§ **WHAT IS EXPECTED**
Look through the records below and give the number of lines holding the string "text", nothing more.

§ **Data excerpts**
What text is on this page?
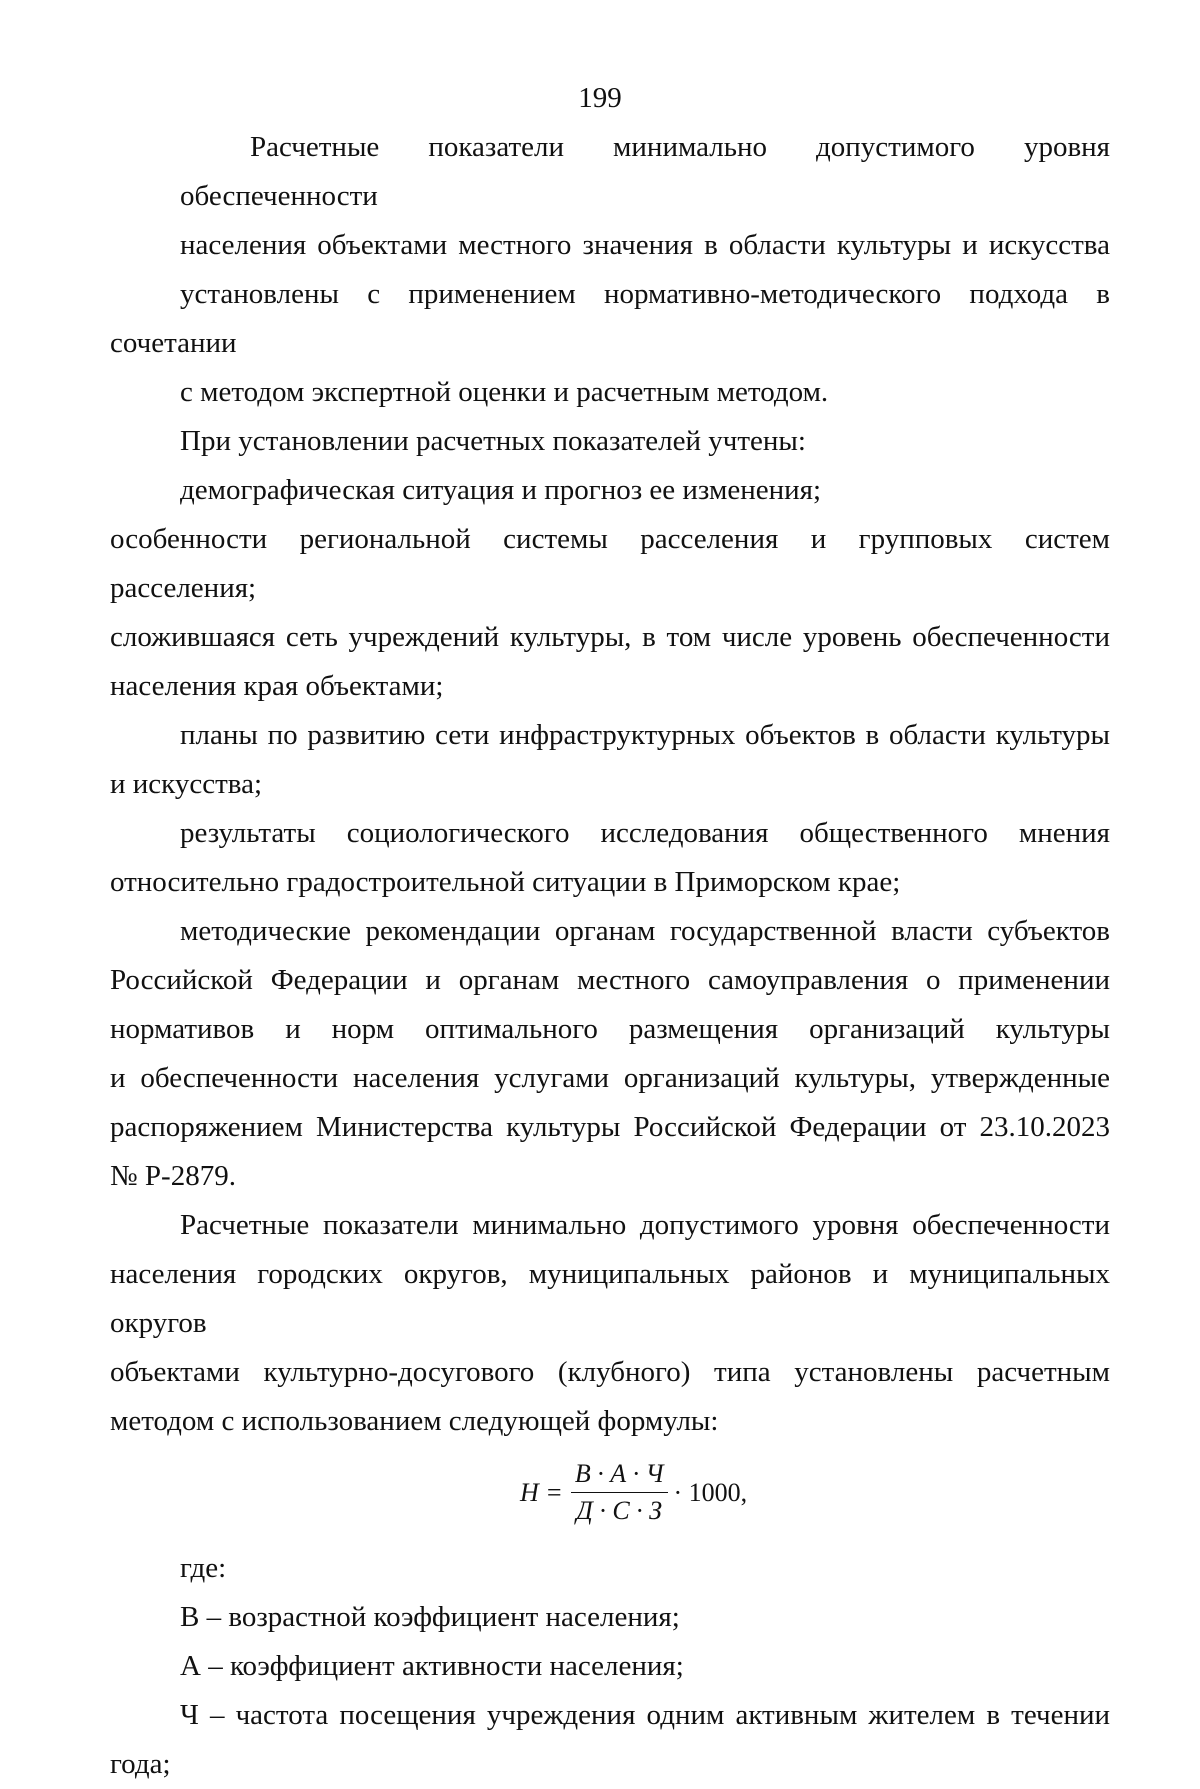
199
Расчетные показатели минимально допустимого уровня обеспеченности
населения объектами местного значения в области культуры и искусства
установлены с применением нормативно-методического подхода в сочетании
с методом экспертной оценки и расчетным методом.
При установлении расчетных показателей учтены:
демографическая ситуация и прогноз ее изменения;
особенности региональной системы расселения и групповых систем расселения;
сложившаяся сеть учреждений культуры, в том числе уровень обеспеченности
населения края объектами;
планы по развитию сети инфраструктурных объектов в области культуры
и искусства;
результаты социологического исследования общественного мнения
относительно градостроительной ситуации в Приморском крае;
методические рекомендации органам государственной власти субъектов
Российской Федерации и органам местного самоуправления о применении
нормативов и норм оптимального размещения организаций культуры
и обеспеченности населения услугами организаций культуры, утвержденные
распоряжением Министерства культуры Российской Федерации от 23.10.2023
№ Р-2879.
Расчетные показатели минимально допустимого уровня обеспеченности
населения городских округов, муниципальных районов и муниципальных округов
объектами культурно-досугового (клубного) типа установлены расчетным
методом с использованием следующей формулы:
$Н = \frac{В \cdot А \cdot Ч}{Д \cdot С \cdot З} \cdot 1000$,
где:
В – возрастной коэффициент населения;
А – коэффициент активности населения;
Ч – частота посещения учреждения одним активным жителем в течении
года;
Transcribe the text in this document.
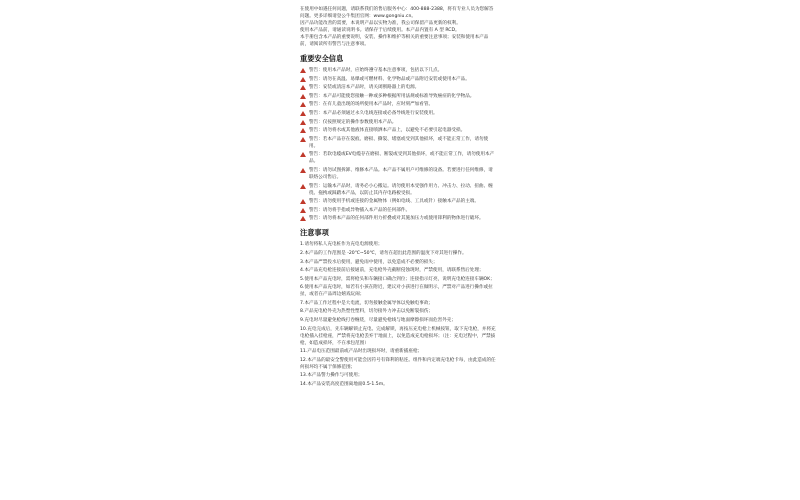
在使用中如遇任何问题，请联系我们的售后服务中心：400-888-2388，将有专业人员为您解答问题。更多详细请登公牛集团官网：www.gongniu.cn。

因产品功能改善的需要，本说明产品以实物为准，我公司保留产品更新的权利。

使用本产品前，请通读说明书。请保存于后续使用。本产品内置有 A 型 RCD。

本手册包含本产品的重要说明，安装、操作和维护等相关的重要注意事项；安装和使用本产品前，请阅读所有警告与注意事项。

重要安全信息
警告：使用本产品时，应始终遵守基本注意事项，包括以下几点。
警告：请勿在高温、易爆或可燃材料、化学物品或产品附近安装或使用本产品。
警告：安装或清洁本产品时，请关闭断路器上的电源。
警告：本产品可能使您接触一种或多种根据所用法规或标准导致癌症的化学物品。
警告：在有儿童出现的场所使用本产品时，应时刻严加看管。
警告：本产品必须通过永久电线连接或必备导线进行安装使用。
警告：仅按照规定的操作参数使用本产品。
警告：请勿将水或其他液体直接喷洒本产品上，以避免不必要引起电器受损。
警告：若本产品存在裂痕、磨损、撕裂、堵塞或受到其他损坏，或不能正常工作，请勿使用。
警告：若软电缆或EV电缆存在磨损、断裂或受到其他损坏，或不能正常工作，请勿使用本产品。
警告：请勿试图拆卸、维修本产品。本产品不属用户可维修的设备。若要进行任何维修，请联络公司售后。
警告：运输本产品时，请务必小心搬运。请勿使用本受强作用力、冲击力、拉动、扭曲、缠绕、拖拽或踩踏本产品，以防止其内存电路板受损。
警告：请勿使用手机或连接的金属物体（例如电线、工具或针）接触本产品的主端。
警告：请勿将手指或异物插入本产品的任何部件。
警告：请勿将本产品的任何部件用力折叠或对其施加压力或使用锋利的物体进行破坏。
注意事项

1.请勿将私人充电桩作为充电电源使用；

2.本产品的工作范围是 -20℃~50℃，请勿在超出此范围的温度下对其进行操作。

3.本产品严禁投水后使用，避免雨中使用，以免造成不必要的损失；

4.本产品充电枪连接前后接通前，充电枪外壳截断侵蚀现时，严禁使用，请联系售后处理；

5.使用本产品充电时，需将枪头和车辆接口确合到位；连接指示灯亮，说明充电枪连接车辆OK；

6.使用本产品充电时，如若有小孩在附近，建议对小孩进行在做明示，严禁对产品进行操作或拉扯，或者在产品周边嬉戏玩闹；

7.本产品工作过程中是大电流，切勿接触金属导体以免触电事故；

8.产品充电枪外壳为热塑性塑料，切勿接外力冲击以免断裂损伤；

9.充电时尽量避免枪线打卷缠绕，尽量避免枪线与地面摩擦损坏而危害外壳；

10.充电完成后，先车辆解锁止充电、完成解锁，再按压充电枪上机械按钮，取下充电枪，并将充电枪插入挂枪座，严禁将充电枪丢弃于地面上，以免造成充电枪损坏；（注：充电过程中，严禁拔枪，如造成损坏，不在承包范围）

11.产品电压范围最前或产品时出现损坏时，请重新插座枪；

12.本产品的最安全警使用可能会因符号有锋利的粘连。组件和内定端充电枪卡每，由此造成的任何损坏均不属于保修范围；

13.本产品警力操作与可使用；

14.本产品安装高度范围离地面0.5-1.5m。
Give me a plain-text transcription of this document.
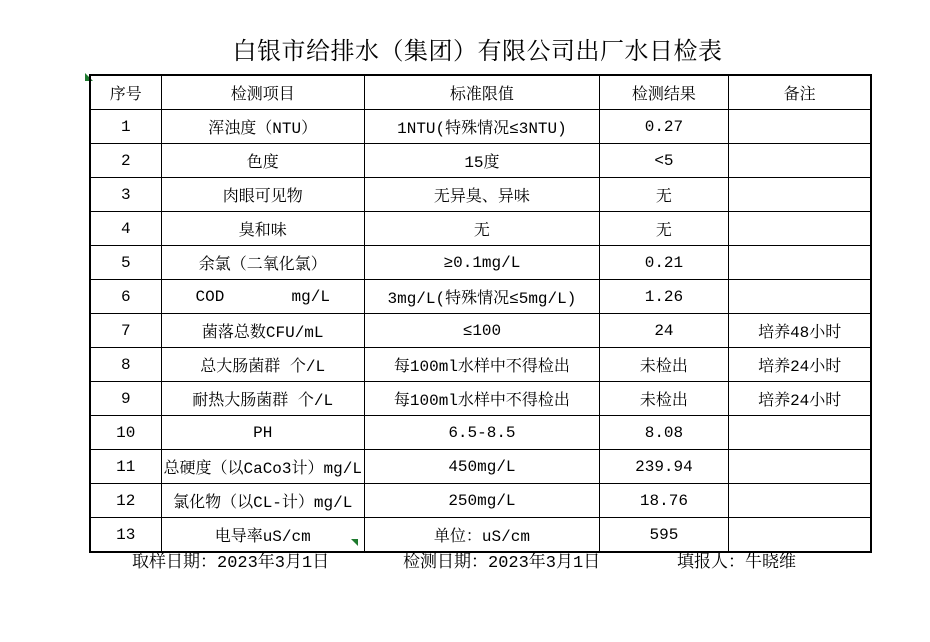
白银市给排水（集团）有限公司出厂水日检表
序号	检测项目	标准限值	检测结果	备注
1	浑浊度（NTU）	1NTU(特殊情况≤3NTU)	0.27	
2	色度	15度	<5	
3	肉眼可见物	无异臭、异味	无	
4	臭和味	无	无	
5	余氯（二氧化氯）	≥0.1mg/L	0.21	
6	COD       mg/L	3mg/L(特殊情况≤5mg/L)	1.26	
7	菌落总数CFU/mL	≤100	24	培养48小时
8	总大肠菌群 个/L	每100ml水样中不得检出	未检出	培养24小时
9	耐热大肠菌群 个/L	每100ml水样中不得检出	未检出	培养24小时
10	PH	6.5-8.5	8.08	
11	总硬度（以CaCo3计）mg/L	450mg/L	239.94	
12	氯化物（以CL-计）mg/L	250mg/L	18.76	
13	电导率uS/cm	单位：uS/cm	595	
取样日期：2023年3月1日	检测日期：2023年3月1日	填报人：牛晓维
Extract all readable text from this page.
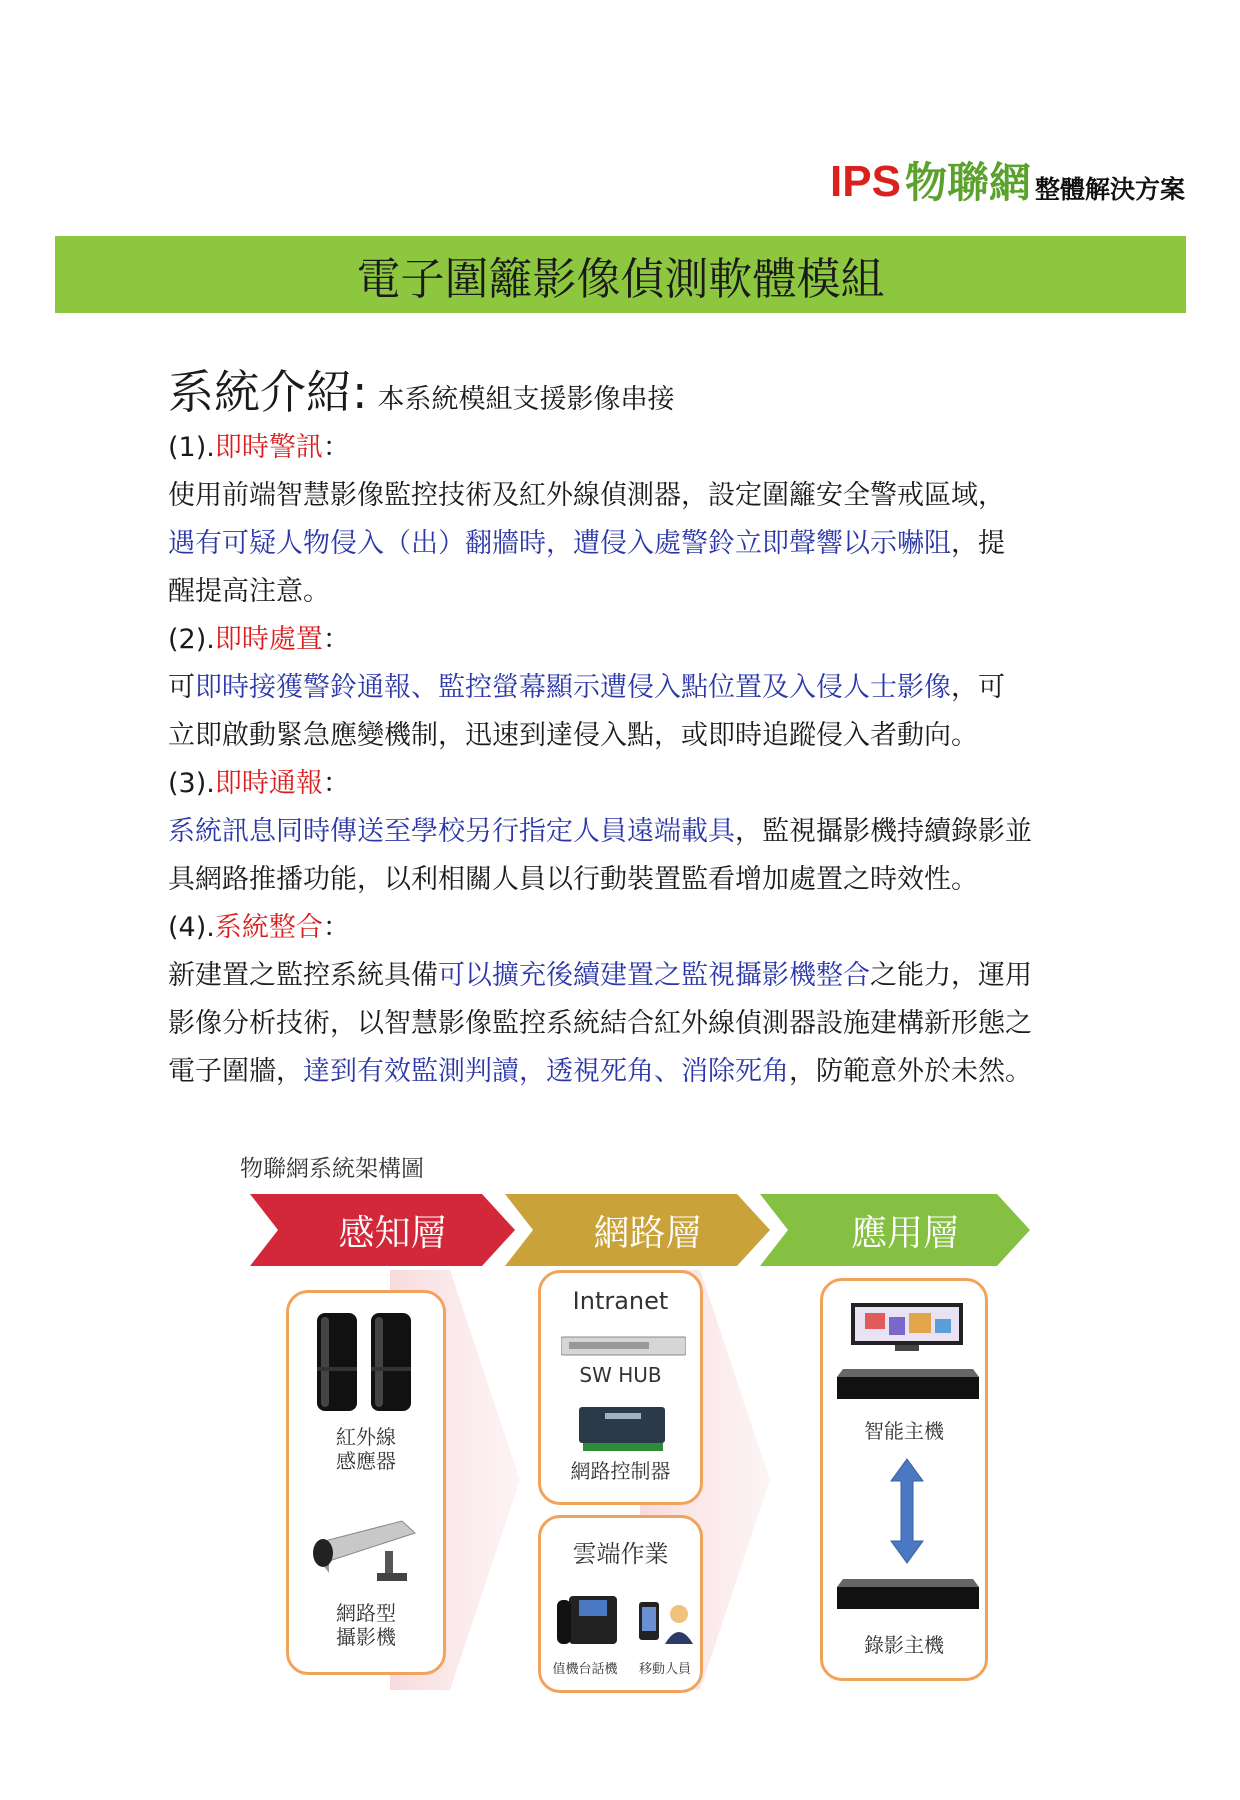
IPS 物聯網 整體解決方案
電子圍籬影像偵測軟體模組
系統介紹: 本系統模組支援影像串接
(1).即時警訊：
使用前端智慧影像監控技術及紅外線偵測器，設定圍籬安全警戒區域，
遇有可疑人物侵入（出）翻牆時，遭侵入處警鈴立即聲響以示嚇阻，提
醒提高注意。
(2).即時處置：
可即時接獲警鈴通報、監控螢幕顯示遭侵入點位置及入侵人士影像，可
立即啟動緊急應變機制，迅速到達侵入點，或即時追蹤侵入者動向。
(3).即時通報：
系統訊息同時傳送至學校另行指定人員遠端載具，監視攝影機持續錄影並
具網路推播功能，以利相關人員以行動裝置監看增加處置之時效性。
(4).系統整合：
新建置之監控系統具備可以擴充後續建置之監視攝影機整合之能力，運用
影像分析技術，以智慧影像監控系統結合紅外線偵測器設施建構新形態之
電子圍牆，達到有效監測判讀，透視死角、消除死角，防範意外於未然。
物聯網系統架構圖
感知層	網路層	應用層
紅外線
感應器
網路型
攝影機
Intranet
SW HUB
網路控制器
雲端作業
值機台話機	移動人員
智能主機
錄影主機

§ **RESULT FOR THIS EXERCISE**
4